Problem statement:
Pick out each line in these entries that contains the string "lugar".

Information supplied:
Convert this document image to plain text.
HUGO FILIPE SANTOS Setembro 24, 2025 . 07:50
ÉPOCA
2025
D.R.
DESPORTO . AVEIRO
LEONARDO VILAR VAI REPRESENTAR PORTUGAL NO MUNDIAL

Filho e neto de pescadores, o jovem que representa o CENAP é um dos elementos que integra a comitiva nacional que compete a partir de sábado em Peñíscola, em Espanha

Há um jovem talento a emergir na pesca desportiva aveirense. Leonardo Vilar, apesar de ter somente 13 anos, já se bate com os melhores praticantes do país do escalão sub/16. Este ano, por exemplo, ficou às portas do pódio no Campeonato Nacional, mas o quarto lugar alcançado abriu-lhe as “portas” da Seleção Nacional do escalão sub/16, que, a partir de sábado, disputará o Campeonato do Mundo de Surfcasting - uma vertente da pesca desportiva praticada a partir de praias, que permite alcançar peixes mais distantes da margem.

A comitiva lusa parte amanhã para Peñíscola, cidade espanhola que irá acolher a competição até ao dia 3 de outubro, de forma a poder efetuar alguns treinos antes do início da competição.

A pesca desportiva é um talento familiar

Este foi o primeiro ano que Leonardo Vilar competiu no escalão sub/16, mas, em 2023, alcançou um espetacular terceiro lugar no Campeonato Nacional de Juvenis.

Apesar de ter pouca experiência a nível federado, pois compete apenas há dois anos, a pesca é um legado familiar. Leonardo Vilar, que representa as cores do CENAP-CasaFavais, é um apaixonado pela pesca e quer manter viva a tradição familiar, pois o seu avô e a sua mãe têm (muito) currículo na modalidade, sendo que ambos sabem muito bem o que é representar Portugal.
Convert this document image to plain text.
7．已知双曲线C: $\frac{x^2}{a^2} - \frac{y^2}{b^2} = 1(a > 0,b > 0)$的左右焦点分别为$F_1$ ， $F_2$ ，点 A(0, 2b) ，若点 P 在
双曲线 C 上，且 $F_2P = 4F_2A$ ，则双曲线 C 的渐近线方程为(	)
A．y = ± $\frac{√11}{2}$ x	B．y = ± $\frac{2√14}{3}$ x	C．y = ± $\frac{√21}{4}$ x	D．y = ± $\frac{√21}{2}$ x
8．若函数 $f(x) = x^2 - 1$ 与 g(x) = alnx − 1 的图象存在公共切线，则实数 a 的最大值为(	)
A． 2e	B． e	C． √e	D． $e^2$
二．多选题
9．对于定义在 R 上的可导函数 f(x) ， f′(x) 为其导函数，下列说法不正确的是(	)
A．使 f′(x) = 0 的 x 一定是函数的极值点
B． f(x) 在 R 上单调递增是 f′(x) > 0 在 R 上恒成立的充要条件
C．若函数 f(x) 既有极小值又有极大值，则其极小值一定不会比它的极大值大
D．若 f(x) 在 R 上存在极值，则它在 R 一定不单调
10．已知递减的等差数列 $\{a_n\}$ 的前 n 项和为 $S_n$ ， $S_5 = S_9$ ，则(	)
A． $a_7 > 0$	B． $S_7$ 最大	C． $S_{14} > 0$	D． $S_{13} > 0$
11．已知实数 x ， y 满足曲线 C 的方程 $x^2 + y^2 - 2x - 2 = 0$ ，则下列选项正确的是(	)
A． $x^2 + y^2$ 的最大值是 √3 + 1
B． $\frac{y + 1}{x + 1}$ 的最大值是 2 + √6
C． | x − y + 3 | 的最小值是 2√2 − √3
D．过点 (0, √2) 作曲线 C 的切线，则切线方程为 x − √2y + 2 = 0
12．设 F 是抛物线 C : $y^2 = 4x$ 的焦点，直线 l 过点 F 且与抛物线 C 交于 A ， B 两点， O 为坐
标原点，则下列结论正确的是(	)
* * *
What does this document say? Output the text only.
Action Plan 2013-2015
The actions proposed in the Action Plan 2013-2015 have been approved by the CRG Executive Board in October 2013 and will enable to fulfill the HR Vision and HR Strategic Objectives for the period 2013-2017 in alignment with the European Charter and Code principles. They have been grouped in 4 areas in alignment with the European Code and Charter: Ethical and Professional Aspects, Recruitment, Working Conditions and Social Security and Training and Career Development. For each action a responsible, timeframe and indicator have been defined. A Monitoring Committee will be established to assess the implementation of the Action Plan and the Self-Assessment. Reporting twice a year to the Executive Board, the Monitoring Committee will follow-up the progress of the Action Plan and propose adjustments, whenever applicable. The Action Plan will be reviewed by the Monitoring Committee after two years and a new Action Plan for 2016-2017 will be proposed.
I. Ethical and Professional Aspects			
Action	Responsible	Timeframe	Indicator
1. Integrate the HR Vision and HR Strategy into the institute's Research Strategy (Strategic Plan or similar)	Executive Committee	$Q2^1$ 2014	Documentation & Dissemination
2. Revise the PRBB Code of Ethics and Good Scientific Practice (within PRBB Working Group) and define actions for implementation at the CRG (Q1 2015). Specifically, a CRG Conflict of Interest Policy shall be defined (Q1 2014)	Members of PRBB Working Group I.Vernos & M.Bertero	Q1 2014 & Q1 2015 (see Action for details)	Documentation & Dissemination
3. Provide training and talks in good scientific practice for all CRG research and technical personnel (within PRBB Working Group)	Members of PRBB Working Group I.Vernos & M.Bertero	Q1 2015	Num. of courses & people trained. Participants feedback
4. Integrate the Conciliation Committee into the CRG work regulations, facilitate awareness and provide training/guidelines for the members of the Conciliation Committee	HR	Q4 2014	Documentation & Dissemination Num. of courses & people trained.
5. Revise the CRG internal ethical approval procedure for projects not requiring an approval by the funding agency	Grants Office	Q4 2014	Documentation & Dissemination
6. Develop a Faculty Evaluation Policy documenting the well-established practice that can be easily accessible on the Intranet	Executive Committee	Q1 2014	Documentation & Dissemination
---
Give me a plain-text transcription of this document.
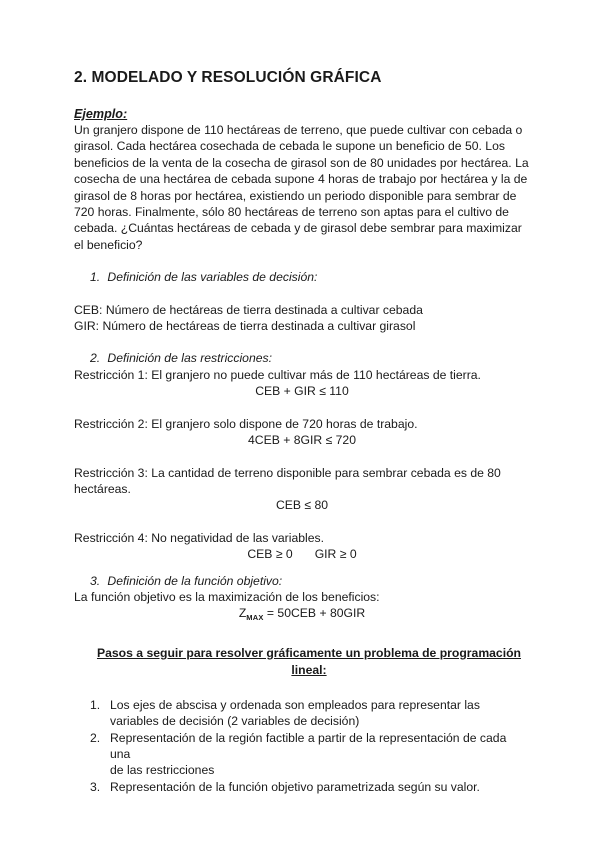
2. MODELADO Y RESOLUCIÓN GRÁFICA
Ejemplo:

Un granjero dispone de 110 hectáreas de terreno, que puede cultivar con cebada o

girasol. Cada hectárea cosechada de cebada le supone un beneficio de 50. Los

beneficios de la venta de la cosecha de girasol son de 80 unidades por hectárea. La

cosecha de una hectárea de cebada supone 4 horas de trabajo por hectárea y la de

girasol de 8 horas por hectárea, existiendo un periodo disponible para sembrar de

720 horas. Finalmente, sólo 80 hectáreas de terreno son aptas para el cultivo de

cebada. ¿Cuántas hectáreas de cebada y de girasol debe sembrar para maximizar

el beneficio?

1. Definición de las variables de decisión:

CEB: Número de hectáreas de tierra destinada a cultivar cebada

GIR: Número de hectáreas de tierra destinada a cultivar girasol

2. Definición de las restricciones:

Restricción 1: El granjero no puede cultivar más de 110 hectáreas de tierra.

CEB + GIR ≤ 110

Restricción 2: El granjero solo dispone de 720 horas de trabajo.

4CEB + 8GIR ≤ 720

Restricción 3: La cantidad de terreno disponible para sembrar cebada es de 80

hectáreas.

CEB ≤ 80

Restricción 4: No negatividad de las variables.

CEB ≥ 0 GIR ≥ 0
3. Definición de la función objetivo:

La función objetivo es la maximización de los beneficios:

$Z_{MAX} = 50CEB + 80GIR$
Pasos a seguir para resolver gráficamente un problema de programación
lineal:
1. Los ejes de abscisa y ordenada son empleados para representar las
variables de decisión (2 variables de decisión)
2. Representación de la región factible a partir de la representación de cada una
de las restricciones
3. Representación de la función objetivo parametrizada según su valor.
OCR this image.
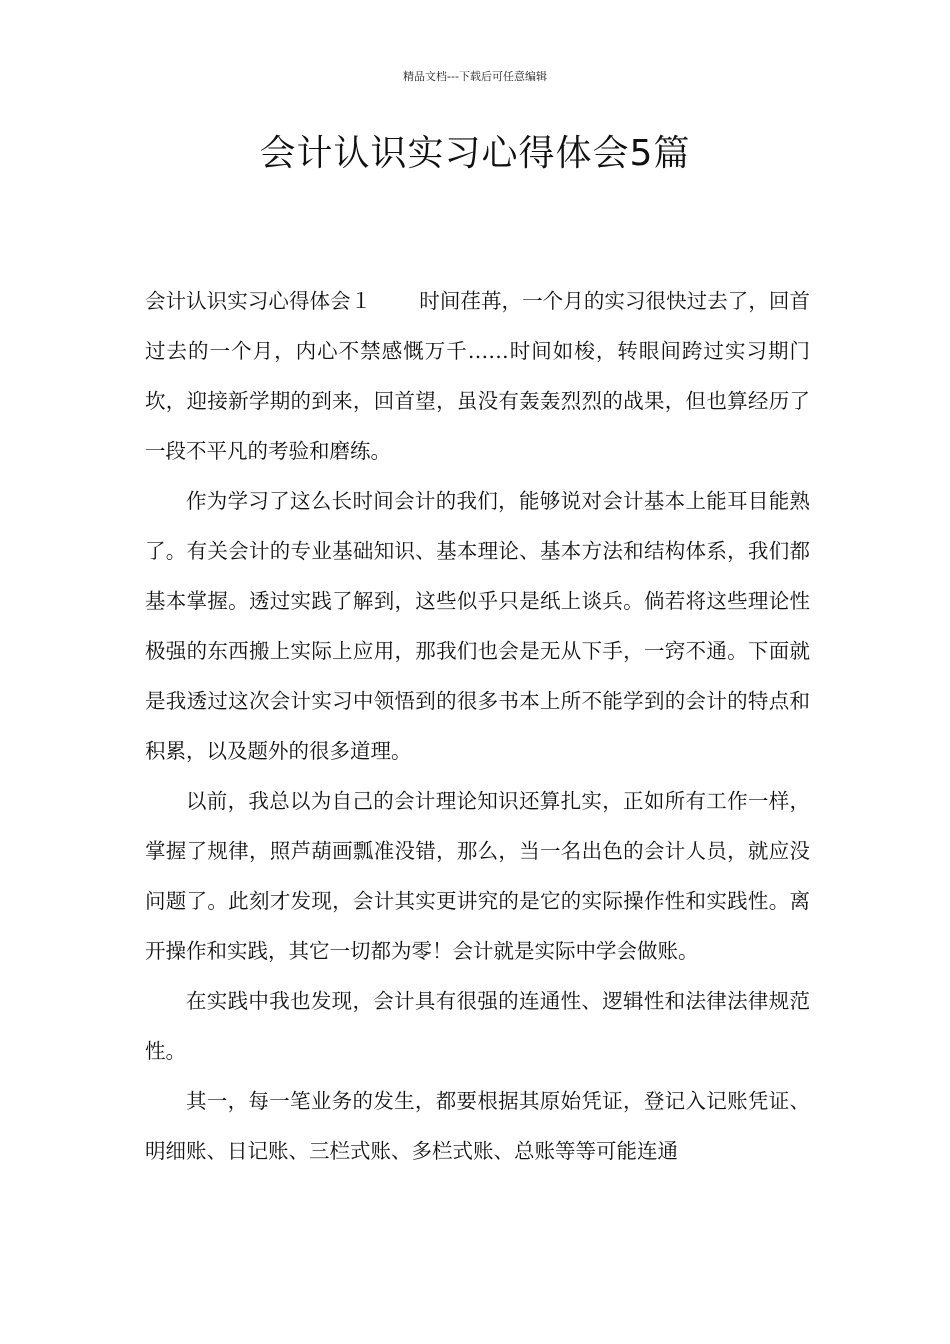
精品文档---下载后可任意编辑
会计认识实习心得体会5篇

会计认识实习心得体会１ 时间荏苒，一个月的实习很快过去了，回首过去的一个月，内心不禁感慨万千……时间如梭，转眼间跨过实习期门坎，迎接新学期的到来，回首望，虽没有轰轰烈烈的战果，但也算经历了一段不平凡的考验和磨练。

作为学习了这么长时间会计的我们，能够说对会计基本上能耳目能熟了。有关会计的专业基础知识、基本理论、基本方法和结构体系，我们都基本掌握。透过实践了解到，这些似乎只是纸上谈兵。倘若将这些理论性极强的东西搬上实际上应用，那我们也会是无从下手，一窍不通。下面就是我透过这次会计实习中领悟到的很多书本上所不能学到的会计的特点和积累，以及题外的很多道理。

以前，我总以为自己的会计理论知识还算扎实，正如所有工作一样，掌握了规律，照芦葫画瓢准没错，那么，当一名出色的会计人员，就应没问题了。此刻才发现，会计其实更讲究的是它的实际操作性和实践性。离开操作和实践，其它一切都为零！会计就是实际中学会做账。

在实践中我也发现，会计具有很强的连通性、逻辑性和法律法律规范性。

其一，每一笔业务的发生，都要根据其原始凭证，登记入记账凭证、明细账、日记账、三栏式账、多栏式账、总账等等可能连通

Expected output:
Há um jovem talento a emergir na pesca desportiva aveirense. Leonardo Vilar, apesar de ter somente 13 anos, já se bate com os melhores praticantes do país do escalão sub/16. Este ano, por exemplo, ficou às portas do pódio no Campeonato Nacional, mas o quarto lugar alcançado abriu-lhe as “portas” da Seleção Nacional do escalão sub/16, que, a partir de sábado, disputará o Campeonato do Mundo de Surfcasting - uma vertente da pesca desportiva praticada a partir de praias, que permite alcançar peixes mais distantes da margem.
Este foi o primeiro ano que Leonardo Vilar competiu no escalão sub/16, mas, em 2023, alcançou um espetacular terceiro lugar no Campeonato Nacional de Juvenis.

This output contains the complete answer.